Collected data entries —
----------

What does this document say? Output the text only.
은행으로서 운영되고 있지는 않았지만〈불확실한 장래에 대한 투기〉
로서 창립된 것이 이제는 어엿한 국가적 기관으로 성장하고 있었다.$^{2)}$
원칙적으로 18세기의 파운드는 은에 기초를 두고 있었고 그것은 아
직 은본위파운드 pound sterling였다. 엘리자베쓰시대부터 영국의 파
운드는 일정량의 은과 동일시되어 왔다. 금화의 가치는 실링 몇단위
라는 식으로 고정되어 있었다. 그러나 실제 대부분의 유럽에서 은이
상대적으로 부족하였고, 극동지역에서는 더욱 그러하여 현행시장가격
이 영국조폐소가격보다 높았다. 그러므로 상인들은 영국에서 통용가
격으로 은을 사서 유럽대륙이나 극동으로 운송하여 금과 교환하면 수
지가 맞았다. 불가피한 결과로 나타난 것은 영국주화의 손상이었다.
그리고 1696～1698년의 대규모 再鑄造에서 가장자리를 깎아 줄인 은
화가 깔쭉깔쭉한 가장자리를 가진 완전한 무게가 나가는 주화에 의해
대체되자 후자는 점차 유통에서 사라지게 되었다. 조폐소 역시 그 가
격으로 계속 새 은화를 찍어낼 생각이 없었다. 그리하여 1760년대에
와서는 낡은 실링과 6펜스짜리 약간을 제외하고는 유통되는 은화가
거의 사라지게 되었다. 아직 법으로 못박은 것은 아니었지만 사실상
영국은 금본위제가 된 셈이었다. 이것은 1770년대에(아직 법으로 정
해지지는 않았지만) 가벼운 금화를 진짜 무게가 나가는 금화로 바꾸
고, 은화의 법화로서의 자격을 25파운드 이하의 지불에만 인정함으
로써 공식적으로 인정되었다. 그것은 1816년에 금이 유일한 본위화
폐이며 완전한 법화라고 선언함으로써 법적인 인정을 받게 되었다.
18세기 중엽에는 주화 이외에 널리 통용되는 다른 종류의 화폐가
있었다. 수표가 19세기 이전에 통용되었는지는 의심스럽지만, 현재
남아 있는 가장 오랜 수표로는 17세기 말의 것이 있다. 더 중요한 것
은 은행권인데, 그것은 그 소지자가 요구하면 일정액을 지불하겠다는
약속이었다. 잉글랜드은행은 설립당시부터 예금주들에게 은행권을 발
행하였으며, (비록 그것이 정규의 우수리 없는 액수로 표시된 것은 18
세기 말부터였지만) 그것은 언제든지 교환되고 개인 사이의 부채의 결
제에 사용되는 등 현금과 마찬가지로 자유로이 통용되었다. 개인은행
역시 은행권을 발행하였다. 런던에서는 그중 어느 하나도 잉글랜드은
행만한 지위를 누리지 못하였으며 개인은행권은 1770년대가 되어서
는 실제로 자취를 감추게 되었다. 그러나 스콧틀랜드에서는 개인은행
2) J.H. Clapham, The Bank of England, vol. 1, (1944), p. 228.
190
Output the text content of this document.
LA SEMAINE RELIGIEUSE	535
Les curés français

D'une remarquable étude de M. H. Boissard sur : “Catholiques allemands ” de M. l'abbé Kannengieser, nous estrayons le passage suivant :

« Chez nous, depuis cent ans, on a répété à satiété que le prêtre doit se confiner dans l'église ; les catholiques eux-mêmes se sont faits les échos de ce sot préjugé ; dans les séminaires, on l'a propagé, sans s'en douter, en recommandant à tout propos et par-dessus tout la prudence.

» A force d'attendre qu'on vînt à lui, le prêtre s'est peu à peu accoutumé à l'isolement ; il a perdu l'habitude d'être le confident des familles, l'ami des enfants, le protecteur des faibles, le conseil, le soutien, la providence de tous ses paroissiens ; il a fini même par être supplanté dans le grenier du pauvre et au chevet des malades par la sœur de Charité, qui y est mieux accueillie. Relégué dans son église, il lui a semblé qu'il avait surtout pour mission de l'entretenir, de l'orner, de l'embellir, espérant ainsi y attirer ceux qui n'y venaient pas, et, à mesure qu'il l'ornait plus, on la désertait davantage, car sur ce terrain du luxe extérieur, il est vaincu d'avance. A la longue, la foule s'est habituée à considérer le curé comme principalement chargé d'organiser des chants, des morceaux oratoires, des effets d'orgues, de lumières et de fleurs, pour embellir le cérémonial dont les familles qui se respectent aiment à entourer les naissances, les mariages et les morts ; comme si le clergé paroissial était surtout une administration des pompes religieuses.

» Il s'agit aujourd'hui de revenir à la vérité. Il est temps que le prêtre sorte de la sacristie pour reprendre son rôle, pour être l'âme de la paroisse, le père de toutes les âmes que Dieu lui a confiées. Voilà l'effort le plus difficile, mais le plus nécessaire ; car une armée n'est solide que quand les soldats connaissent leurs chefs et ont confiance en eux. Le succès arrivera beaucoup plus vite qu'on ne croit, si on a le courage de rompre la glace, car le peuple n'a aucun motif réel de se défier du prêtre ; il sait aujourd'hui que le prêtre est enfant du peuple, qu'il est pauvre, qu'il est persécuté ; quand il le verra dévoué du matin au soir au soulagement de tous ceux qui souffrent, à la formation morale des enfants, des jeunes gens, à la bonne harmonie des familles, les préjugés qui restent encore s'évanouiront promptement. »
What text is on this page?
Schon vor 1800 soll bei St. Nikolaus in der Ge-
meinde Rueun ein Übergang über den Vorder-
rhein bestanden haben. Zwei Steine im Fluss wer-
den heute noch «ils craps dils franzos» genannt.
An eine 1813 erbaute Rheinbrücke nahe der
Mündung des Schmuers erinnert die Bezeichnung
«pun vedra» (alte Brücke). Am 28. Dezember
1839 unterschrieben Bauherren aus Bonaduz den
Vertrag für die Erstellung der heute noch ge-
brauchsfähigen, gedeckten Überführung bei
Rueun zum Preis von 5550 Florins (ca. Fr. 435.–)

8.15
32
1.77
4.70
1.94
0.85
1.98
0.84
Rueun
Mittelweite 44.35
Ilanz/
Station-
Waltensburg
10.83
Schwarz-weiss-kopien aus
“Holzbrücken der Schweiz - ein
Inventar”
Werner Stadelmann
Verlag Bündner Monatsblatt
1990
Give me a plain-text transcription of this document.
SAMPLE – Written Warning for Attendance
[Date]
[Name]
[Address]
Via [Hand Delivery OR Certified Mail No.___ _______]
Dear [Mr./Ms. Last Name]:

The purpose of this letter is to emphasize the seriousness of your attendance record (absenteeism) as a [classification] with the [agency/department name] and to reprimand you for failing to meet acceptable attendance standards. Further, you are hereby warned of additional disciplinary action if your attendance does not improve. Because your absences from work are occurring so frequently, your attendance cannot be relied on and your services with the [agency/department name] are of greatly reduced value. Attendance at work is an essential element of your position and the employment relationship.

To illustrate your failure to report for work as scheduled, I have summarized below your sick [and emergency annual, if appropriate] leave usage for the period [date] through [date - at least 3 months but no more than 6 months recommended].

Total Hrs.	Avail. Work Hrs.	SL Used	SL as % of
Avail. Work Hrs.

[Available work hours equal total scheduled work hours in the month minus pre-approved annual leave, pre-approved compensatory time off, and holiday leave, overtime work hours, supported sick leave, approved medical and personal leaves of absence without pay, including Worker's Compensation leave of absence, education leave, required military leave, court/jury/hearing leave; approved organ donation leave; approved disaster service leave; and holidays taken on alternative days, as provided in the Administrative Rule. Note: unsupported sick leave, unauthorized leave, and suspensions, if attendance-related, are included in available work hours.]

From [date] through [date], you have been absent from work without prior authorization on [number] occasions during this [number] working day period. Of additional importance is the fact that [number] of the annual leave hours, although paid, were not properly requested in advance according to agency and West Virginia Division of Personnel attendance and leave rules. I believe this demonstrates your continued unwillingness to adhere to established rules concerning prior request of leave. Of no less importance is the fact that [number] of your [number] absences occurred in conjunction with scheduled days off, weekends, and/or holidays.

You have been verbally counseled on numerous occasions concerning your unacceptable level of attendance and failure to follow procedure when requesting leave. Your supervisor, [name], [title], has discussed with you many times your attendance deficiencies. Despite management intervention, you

----------

Instructions for the task —
Collect each line holding the string "What".

Complete answer —
What does this document say? Output the text only.
What text is on this page?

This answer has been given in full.